§ Excerpted records:

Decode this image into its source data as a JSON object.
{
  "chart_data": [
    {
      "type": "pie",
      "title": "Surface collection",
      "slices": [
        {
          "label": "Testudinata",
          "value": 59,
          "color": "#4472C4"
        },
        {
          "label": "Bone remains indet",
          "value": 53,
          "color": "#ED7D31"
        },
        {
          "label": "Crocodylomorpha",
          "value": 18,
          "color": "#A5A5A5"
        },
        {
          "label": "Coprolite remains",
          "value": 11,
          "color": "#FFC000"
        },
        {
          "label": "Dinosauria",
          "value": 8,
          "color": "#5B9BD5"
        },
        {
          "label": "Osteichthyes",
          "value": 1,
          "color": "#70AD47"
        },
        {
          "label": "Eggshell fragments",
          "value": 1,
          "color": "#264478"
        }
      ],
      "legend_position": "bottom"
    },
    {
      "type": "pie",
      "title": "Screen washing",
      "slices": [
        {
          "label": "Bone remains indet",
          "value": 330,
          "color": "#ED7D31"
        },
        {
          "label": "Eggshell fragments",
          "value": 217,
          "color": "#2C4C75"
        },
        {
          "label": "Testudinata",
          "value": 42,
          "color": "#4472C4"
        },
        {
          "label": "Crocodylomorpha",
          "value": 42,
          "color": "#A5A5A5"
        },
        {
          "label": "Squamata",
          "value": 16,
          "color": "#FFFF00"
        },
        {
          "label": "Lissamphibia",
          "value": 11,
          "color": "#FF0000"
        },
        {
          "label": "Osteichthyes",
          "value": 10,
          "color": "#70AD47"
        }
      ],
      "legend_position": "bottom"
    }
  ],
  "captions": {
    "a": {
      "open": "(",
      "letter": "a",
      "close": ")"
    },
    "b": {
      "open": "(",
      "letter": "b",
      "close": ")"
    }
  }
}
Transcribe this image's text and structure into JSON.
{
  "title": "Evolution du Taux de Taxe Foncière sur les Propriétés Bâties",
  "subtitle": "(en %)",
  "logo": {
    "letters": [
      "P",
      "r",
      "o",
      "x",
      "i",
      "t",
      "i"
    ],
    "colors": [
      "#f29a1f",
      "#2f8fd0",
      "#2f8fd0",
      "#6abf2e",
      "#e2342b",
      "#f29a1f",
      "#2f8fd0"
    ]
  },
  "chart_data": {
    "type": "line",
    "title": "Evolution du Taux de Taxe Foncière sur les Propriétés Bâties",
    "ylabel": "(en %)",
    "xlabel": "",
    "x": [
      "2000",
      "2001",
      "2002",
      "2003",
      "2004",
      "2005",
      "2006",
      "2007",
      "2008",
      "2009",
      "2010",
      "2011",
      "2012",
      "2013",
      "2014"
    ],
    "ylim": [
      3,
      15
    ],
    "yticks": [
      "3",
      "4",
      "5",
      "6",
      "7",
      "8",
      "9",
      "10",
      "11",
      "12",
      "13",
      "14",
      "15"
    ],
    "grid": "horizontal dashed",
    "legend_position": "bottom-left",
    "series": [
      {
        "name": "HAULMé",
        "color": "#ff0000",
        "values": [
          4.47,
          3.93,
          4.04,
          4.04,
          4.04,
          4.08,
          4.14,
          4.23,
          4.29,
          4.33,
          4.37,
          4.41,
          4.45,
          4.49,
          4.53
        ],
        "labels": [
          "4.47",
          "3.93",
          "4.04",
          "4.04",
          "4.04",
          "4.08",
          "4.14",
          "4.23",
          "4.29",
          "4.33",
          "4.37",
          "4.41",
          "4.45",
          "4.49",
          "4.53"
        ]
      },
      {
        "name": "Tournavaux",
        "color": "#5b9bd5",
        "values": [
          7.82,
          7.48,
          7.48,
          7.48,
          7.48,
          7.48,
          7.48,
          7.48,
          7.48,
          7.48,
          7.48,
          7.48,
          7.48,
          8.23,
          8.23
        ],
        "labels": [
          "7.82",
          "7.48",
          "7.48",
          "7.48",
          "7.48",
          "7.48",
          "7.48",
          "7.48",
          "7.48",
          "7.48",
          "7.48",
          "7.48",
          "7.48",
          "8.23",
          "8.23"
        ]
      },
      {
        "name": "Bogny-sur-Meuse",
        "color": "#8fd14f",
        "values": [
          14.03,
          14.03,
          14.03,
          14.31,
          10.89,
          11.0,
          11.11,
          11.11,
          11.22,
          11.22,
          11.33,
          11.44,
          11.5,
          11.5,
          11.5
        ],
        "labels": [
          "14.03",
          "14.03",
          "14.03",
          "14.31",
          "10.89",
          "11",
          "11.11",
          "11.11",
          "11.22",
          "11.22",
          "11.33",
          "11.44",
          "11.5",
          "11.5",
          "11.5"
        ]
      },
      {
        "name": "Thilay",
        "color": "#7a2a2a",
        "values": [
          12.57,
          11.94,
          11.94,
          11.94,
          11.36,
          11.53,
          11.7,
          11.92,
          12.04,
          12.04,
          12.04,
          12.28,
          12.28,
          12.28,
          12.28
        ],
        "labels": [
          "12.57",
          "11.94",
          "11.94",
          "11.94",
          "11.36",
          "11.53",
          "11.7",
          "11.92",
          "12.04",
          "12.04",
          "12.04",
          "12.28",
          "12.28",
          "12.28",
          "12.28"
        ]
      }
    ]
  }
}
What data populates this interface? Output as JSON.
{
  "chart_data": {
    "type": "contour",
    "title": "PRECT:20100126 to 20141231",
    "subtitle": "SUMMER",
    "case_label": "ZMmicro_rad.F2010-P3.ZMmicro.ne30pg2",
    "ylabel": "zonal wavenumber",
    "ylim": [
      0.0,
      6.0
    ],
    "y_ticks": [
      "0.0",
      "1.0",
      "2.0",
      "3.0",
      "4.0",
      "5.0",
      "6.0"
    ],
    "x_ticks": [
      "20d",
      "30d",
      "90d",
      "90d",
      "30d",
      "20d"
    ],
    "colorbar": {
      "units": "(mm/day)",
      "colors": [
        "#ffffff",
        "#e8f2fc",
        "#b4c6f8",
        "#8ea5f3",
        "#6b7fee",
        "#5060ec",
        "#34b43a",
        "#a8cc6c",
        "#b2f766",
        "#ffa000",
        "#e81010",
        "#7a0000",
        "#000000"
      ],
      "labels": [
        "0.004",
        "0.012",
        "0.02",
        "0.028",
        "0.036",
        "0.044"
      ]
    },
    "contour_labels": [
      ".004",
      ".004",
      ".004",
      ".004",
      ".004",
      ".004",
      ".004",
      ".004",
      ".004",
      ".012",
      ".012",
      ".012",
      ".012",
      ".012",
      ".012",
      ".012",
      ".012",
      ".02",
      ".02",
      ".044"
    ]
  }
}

§ Set problem:
Each record above should be repeated exactly as it appears.

§ Exercise response:
Decode this image into its source data as a JSON object.
{
  "chart_data": [
    {
      "type": "pie",
      "title": "Surface collection",
      "slices": [
        {
          "label": "Testudinata",
          "value": 59,
          "color": "#4472C4"
        },
        {
          "label": "Bone remains indet",
          "value": 53,
          "color": "#ED7D31"
        },
        {
          "label": "Crocodylomorpha",
          "value": 18,
          "color": "#A5A5A5"
        },
        {
          "label": "Coprolite remains",
          "value": 11,
          "color": "#FFC000"
        },
        {
          "label": "Dinosauria",
          "value": 8,
          "color": "#5B9BD5"
        },
        {
          "label": "Osteichthyes",
          "value": 1,
          "color": "#70AD47"
        },
        {
          "label": "Eggshell fragments",
          "value": 1,
          "color": "#264478"
        }
      ],
      "legend_position": "bottom"
    },
    {
      "type": "pie",
      "title": "Screen washing",
      "slices": [
        {
          "label": "Bone remains indet",
          "value": 330,
          "color": "#ED7D31"
        },
        {
          "label": "Eggshell fragments",
          "value": 217,
          "color": "#2C4C75"
        },
        {
          "label": "Testudinata",
          "value": 42,
          "color": "#4472C4"
        },
        {
          "label": "Crocodylomorpha",
          "value": 42,
          "color": "#A5A5A5"
        },
        {
          "label": "Squamata",
          "value": 16,
          "color": "#FFFF00"
        },
        {
          "label": "Lissamphibia",
          "value": 11,
          "color": "#FF0000"
        },
        {
          "label": "Osteichthyes",
          "value": 10,
          "color": "#70AD47"
        }
      ],
      "legend_position": "bottom"
    }
  ],
  "captions": {
    "a": {
      "open": "(",
      "letter": "a",
      "close": ")"
    },
    "b": {
      "open": "(",
      "letter": "b",
      "close": ")"
    }
  }
}
Transcribe this image's text and structure into JSON.
{
  "title": "Evolution du Taux de Taxe Foncière sur les Propriétés Bâties",
  "subtitle": "(en %)",
  "logo": {
    "letters": [
      "P",
      "r",
      "o",
      "x",
      "i",
      "t",
      "i"
    ],
    "colors": [
      "#f29a1f",
      "#2f8fd0",
      "#2f8fd0",
      "#6abf2e",
      "#e2342b",
      "#f29a1f",
      "#2f8fd0"
    ]
  },
  "chart_data": {
    "type": "line",
    "title": "Evolution du Taux de Taxe Foncière sur les Propriétés Bâties",
    "ylabel": "(en %)",
    "xlabel": "",
    "x": [
      "2000",
      "2001",
      "2002",
      "2003",
      "2004",
      "2005",
      "2006",
      "2007",
      "2008",
      "2009",
      "2010",
      "2011",
      "2012",
      "2013",
      "2014"
    ],
    "ylim": [
      3,
      15
    ],
    "yticks": [
      "3",
      "4",
      "5",
      "6",
      "7",
      "8",
      "9",
      "10",
      "11",
      "12",
      "13",
      "14",
      "15"
    ],
    "grid": "horizontal dashed",
    "legend_position": "bottom-left",
    "series": [
      {
        "name": "HAULMé",
        "color": "#ff0000",
        "values": [
          4.47,
          3.93,
          4.04,
          4.04,
          4.04,
          4.08,
          4.14,
          4.23,
          4.29,
          4.33,
          4.37,
          4.41,
          4.45,
          4.49,
          4.53
        ],
        "labels": [
          "4.47",
          "3.93",
          "4.04",
          "4.04",
          "4.04",
          "4.08",
          "4.14",
          "4.23",
          "4.29",
          "4.33",
          "4.37",
          "4.41",
          "4.45",
          "4.49",
          "4.53"
        ]
      },
      {
        "name": "Tournavaux",
        "color": "#5b9bd5",
        "values": [
          7.82,
          7.48,
          7.48,
          7.48,
          7.48,
          7.48,
          7.48,
          7.48,
          7.48,
          7.48,
          7.48,
          7.48,
          7.48,
          8.23,
          8.23
        ],
        "labels": [
          "7.82",
          "7.48",
          "7.48",
          "7.48",
          "7.48",
          "7.48",
          "7.48",
          "7.48",
          "7.48",
          "7.48",
          "7.48",
          "7.48",
          "7.48",
          "8.23",
          "8.23"
        ]
      },
      {
        "name": "Bogny-sur-Meuse",
        "color": "#8fd14f",
        "values": [
          14.03,
          14.03,
          14.03,
          14.31,
          10.89,
          11.0,
          11.11,
          11.11,
          11.22,
          11.22,
          11.33,
          11.44,
          11.5,
          11.5,
          11.5
        ],
        "labels": [
          "14.03",
          "14.03",
          "14.03",
          "14.31",
          "10.89",
          "11",
          "11.11",
          "11.11",
          "11.22",
          "11.22",
          "11.33",
          "11.44",
          "11.5",
          "11.5",
          "11.5"
        ]
      },
      {
        "name": "Thilay",
        "color": "#7a2a2a",
        "values": [
          12.57,
          11.94,
          11.94,
          11.94,
          11.36,
          11.53,
          11.7,
          11.92,
          12.04,
          12.04,
          12.04,
          12.28,
          12.28,
          12.28,
          12.28
        ],
        "labels": [
          "12.57",
          "11.94",
          "11.94",
          "11.94",
          "11.36",
          "11.53",
          "11.7",
          "11.92",
          "12.04",
          "12.04",
          "12.04",
          "12.28",
          "12.28",
          "12.28",
          "12.28"
        ]
      }
    ]
  }
}
What data populates this interface? Output as JSON.
{
  "chart_data": {
    "type": "contour",
    "title": "PRECT:20100126 to 20141231",
    "subtitle": "SUMMER",
    "case_label": "ZMmicro_rad.F2010-P3.ZMmicro.ne30pg2",
    "ylabel": "zonal wavenumber",
    "ylim": [
      0.0,
      6.0
    ],
    "y_ticks": [
      "0.0",
      "1.0",
      "2.0",
      "3.0",
      "4.0",
      "5.0",
      "6.0"
    ],
    "x_ticks": [
      "20d",
      "30d",
      "90d",
      "90d",
      "30d",
      "20d"
    ],
    "colorbar": {
      "units": "(mm/day)",
      "colors": [
        "#ffffff",
        "#e8f2fc",
        "#b4c6f8",
        "#8ea5f3",
        "#6b7fee",
        "#5060ec",
        "#34b43a",
        "#a8cc6c",
        "#b2f766",
        "#ffa000",
        "#e81010",
        "#7a0000",
        "#000000"
      ],
      "labels": [
        "0.004",
        "0.012",
        "0.02",
        "0.028",
        "0.036",
        "0.044"
      ]
    },
    "contour_labels": [
      ".004",
      ".004",
      ".004",
      ".004",
      ".004",
      ".004",
      ".004",
      ".004",
      ".004",
      ".012",
      ".012",
      ".012",
      ".012",
      ".012",
      ".012",
      ".012",
      ".012",
      ".02",
      ".02",
      ".044"
    ]
  }
}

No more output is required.